### Figure data in JSON
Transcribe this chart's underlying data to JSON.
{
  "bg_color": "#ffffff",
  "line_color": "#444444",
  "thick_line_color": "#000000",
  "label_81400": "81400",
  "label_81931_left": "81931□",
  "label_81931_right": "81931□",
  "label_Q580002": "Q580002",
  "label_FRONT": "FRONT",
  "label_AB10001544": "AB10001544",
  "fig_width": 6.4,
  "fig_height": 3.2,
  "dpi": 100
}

==

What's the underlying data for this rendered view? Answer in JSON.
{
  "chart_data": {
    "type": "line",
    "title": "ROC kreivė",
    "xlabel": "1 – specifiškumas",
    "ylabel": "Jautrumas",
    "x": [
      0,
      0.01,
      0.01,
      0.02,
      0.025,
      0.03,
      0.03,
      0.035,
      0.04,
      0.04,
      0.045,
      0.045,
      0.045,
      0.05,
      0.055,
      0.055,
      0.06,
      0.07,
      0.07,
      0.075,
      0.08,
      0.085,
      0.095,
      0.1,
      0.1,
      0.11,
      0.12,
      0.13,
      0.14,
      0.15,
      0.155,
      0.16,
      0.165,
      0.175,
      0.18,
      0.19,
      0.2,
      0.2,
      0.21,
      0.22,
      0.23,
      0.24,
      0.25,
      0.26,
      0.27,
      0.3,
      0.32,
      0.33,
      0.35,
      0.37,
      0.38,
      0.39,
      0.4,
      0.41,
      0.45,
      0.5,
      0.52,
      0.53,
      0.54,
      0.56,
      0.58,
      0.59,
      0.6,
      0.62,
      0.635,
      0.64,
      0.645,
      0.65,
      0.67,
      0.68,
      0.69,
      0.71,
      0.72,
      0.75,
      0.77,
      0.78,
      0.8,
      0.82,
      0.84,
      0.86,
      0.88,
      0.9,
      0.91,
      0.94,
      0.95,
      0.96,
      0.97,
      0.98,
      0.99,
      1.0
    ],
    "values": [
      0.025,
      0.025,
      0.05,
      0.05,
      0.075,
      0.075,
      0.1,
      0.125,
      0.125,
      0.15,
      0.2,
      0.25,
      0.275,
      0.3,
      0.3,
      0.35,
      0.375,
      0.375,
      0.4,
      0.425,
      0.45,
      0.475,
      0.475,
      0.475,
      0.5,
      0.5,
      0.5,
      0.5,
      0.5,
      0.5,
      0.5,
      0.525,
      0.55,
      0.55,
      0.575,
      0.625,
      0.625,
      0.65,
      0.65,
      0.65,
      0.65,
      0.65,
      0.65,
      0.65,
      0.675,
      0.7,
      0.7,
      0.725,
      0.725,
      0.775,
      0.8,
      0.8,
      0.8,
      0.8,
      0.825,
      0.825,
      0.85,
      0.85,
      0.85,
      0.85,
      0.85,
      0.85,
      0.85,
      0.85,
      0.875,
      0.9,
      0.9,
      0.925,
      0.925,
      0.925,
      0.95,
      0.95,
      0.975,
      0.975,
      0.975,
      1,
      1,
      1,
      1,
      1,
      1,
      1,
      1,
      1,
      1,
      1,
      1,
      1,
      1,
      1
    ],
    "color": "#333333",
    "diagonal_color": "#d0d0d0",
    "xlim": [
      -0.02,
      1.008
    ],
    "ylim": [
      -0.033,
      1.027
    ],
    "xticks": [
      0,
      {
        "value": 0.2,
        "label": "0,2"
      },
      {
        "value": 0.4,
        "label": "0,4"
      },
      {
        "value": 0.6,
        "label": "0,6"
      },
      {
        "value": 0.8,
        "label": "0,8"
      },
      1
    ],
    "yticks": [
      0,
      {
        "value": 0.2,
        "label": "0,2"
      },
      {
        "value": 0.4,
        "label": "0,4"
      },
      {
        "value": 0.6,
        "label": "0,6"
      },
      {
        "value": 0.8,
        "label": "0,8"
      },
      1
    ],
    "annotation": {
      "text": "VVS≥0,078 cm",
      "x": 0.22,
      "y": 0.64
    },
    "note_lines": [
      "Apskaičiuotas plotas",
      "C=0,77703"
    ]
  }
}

### What you will do
Return every line holding the word "this" from the records.

### Result below
Transcribe this chart's underlying data to JSON.
What's the underlying data for this rendered view? Answer in JSON.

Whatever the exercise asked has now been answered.